**Stated task:** Print every entry, word for word, and skip the images.

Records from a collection
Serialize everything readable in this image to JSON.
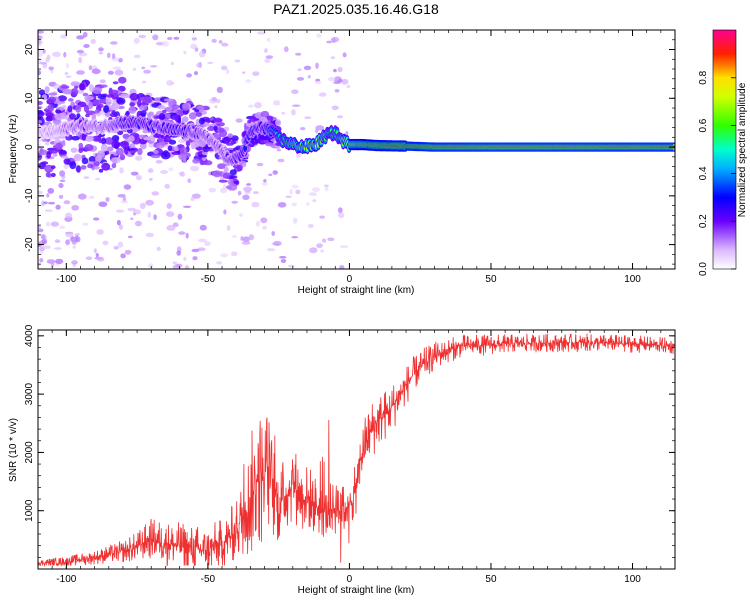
{
  "title": "PAZ1.2025.035.16.46.G18",
  "chart_data": [
    {
      "type": "heatmap",
      "xlabel": "Height of straight line (km)",
      "ylabel": "Frequency (Hz)",
      "xlim": [
        -110,
        115
      ],
      "ylim": [
        -25,
        24
      ],
      "xticks": [
        -100,
        -50,
        0,
        50,
        100
      ],
      "yticks": [
        -20,
        -10,
        0,
        10,
        20
      ],
      "ytick_labels": [
        "-20",
        "-10",
        "0",
        "10",
        "20"
      ],
      "colorbar": {
        "label": "Normalized spectral amplitude",
        "range": [
          0,
          1
        ],
        "ticks": [
          0.0,
          0.2,
          0.4,
          0.6,
          0.8
        ],
        "tick_labels": [
          "0.0",
          "0.2",
          "0.4",
          "0.6",
          "0.8"
        ]
      },
      "ridge": {
        "x": [
          -105,
          -95,
          -88,
          -82,
          -75,
          -68,
          -62,
          -55,
          -50,
          -45,
          -42,
          -38,
          -35,
          -32,
          -30,
          -27,
          -24,
          -20,
          -16,
          -12,
          -8,
          -5,
          -3,
          0,
          5,
          10,
          20,
          30,
          50,
          80,
          115
        ],
        "y": [
          3,
          4.5,
          4,
          5,
          5,
          4,
          3.5,
          3,
          2,
          -1,
          -3,
          -1.5,
          3,
          4,
          4,
          3,
          1.5,
          0.5,
          0,
          0.5,
          2.5,
          3,
          1.5,
          0.5,
          0.5,
          0.3,
          0.2,
          0,
          0,
          0,
          0
        ],
        "amp": [
          0.12,
          0.2,
          0.18,
          0.25,
          0.3,
          0.28,
          0.3,
          0.25,
          0.22,
          0.2,
          0.25,
          0.3,
          0.35,
          0.3,
          0.32,
          0.45,
          0.55,
          0.65,
          0.7,
          0.72,
          0.6,
          0.55,
          0.6,
          0.8,
          0.85,
          0.88,
          0.9,
          0.95,
          0.97,
          0.97,
          0.96
        ]
      }
    },
    {
      "type": "line",
      "xlabel": "Height of straight line (km)",
      "ylabel": "SNR (10 * v/v)",
      "xlim": [
        -110,
        115
      ],
      "ylim": [
        0,
        4100
      ],
      "xticks": [
        -100,
        -50,
        0,
        50,
        100
      ],
      "yticks": [
        1000,
        2000,
        3000,
        4000
      ],
      "color": "#ee3030",
      "series": [
        {
          "x": [
            -110,
            -100,
            -90,
            -80,
            -75,
            -70,
            -65,
            -60,
            -55,
            -50,
            -45,
            -40,
            -37,
            -35,
            -33,
            -31,
            -29,
            -27,
            -25,
            -22,
            -20,
            -17,
            -14,
            -12,
            -10,
            -8,
            -6,
            -4,
            -2,
            -1,
            0,
            2,
            4,
            6,
            8,
            10,
            14,
            18,
            22,
            26,
            30,
            35,
            40,
            50,
            60,
            70,
            80,
            90,
            100,
            110,
            115
          ],
          "y": [
            100,
            130,
            200,
            300,
            380,
            520,
            450,
            400,
            330,
            330,
            430,
            650,
            1000,
            1200,
            1500,
            1600,
            1700,
            1400,
            1100,
            1300,
            1500,
            1250,
            1200,
            1100,
            1000,
            950,
            1050,
            1000,
            1000,
            1050,
            1100,
            1300,
            1900,
            2200,
            2400,
            2550,
            2700,
            3000,
            3300,
            3500,
            3650,
            3750,
            3830,
            3850,
            3870,
            3880,
            3880,
            3880,
            3860,
            3840,
            3820
          ],
          "noise": [
            40,
            50,
            70,
            110,
            150,
            200,
            220,
            230,
            250,
            240,
            250,
            300,
            450,
            600,
            700,
            700,
            650,
            500,
            400,
            380,
            380,
            360,
            330,
            300,
            280,
            260,
            260,
            250,
            250,
            250,
            250,
            260,
            280,
            300,
            300,
            280,
            250,
            220,
            180,
            160,
            140,
            120,
            110,
            100,
            90,
            90,
            90,
            85,
            85,
            80,
            80
          ]
        }
      ]
    }
  ]
}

**Completed exercise:**
Serialize everything readable in this image to JSON.
{
  "title": "PAZ1.2025.035.16.46.G18",
  "chart_data": [
    {
      "type": "heatmap",
      "xlabel": "Height of straight line (km)",
      "ylabel": "Frequency (Hz)",
      "xlim": [
        -110,
        115
      ],
      "ylim": [
        -25,
        24
      ],
      "xticks": [
        -100,
        -50,
        0,
        50,
        100
      ],
      "yticks": [
        -20,
        -10,
        0,
        10,
        20
      ],
      "ytick_labels": [
        "-20",
        "-10",
        "0",
        "10",
        "20"
      ],
      "colorbar": {
        "label": "Normalized spectral amplitude",
        "range": [
          0,
          1
        ],
        "ticks": [
          0.0,
          0.2,
          0.4,
          0.6,
          0.8
        ],
        "tick_labels": [
          "0.0",
          "0.2",
          "0.4",
          "0.6",
          "0.8"
        ]
      },
      "ridge": {
        "x": [
          -105,
          -95,
          -88,
          -82,
          -75,
          -68,
          -62,
          -55,
          -50,
          -45,
          -42,
          -38,
          -35,
          -32,
          -30,
          -27,
          -24,
          -20,
          -16,
          -12,
          -8,
          -5,
          -3,
          0,
          5,
          10,
          20,
          30,
          50,
          80,
          115
        ],
        "y": [
          3,
          4.5,
          4,
          5,
          5,
          4,
          3.5,
          3,
          2,
          -1,
          -3,
          -1.5,
          3,
          4,
          4,
          3,
          1.5,
          0.5,
          0,
          0.5,
          2.5,
          3,
          1.5,
          0.5,
          0.5,
          0.3,
          0.2,
          0,
          0,
          0,
          0
        ],
        "amp": [
          0.12,
          0.2,
          0.18,
          0.25,
          0.3,
          0.28,
          0.3,
          0.25,
          0.22,
          0.2,
          0.25,
          0.3,
          0.35,
          0.3,
          0.32,
          0.45,
          0.55,
          0.65,
          0.7,
          0.72,
          0.6,
          0.55,
          0.6,
          0.8,
          0.85,
          0.88,
          0.9,
          0.95,
          0.97,
          0.97,
          0.96
        ]
      }
    },
    {
      "type": "line",
      "xlabel": "Height of straight line (km)",
      "ylabel": "SNR (10 * v/v)",
      "xlim": [
        -110,
        115
      ],
      "ylim": [
        0,
        4100
      ],
      "xticks": [
        -100,
        -50,
        0,
        50,
        100
      ],
      "yticks": [
        1000,
        2000,
        3000,
        4000
      ],
      "color": "#ee3030",
      "series": [
        {
          "x": [
            -110,
            -100,
            -90,
            -80,
            -75,
            -70,
            -65,
            -60,
            -55,
            -50,
            -45,
            -40,
            -37,
            -35,
            -33,
            -31,
            -29,
            -27,
            -25,
            -22,
            -20,
            -17,
            -14,
            -12,
            -10,
            -8,
            -6,
            -4,
            -2,
            -1,
            0,
            2,
            4,
            6,
            8,
            10,
            14,
            18,
            22,
            26,
            30,
            35,
            40,
            50,
            60,
            70,
            80,
            90,
            100,
            110,
            115
          ],
          "y": [
            100,
            130,
            200,
            300,
            380,
            520,
            450,
            400,
            330,
            330,
            430,
            650,
            1000,
            1200,
            1500,
            1600,
            1700,
            1400,
            1100,
            1300,
            1500,
            1250,
            1200,
            1100,
            1000,
            950,
            1050,
            1000,
            1000,
            1050,
            1100,
            1300,
            1900,
            2200,
            2400,
            2550,
            2700,
            3000,
            3300,
            3500,
            3650,
            3750,
            3830,
            3850,
            3870,
            3880,
            3880,
            3880,
            3860,
            3840,
            3820
          ],
          "noise": [
            40,
            50,
            70,
            110,
            150,
            200,
            220,
            230,
            250,
            240,
            250,
            300,
            450,
            600,
            700,
            700,
            650,
            500,
            400,
            380,
            380,
            360,
            330,
            300,
            280,
            260,
            260,
            250,
            250,
            250,
            250,
            260,
            280,
            300,
            300,
            280,
            250,
            220,
            180,
            160,
            140,
            120,
            110,
            100,
            90,
            90,
            90,
            85,
            85,
            80,
            80
          ]
        }
      ]
    }
  ]
}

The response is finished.